> **TASK OBJECTIVE**:
Omit all images. Write out the rest of the material exactly.

> **MATERIAL FOR THE TASK**:
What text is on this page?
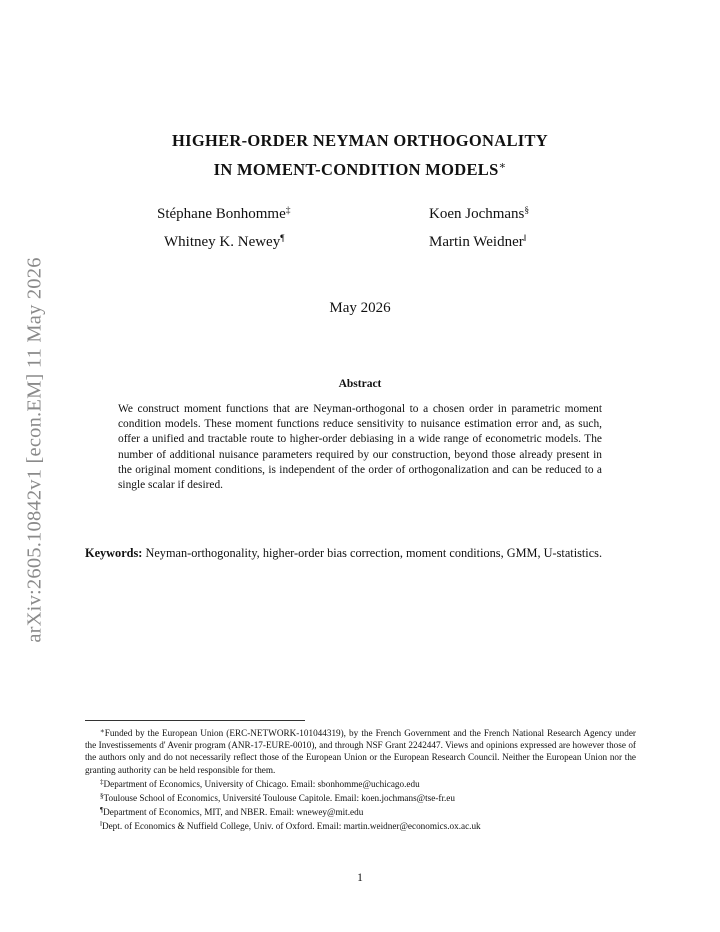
arXiv:2605.10842v1 [econ.EM] 11 May 2026
HIGHER-ORDER NEYMAN ORTHOGONALITY
IN MOMENT-CONDITION MODELS∗
Stéphane Bonhomme‡	Koen Jochmans§
Whitney K. Newey¶	Martin Weidner‖
May 2026
Abstract
We construct moment functions that are Neyman-orthogonal to a chosen order in parametric moment condition models. These moment functions reduce sensitivity to nuisance estimation error and, as such, offer a unified and tractable route to higher-order debiasing in a wide range of econometric models. The number of additional nuisance parameters required by our construction, beyond those already present in the original moment conditions, is independent of the order of orthogonalization and can be reduced to a single scalar if desired.
Keywords: Neyman-orthogonality, higher-order bias correction, moment conditions, GMM, U-statistics.
∗Funded by the European Union (ERC-NETWORK-101044319), by the French Government and the French National Research Agency under the Investissements d' Avenir program (ANR-17-EURE-0010), and through NSF Grant 2242447. Views and opinions expressed are however those of the authors only and do not necessarily reflect those of the European Union or the European Research Council. Neither the European Union nor the granting authority can be held responsible for them.
‡Department of Economics, University of Chicago. Email: sbonhomme@uchicago.edu
§Toulouse School of Economics, Université Toulouse Capitole. Email: koen.jochmans@tse-fr.eu
¶Department of Economics, MIT, and NBER. Email: wnewey@mit.edu
‖Dept. of Economics & Nuffield College, Univ. of Oxford. Email: martin.weidner@economics.ox.ac.uk
1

> **RESPONSE**:
What text is on this page?
arXiv:2605.10842v1 [econ.EM] 11 May 2026
HIGHER-ORDER NEYMAN ORTHOGONALITY
IN MOMENT-CONDITION MODELS∗
Stéphane Bonhomme‡	Koen Jochmans§
Whitney K. Newey¶	Martin Weidner‖
May 2026
Abstract
We construct moment functions that are Neyman-orthogonal to a chosen order in parametric moment condition models. These moment functions reduce sensitivity to nuisance estimation error and, as such, offer a unified and tractable route to higher-order debiasing in a wide range of econometric models. The number of additional nuisance parameters required by our construction, beyond those already present in the original moment conditions, is independent of the order of orthogonalization and can be reduced to a single scalar if desired.
Keywords: Neyman-orthogonality, higher-order bias correction, moment conditions, GMM, U-statistics.
∗Funded by the European Union (ERC-NETWORK-101044319), by the French Government and the French National Research Agency under the Investissements d' Avenir program (ANR-17-EURE-0010), and through NSF Grant 2242447. Views and opinions expressed are however those of the authors only and do not necessarily reflect those of the European Union or the European Research Council. Neither the European Union nor the granting authority can be held responsible for them.
‡Department of Economics, University of Chicago. Email: sbonhomme@uchicago.edu
§Toulouse School of Economics, Université Toulouse Capitole. Email: koen.jochmans@tse-fr.eu
¶Department of Economics, MIT, and NBER. Email: wnewey@mit.edu
‖Dept. of Economics & Nuffield College, Univ. of Oxford. Email: martin.weidner@economics.ox.ac.uk
1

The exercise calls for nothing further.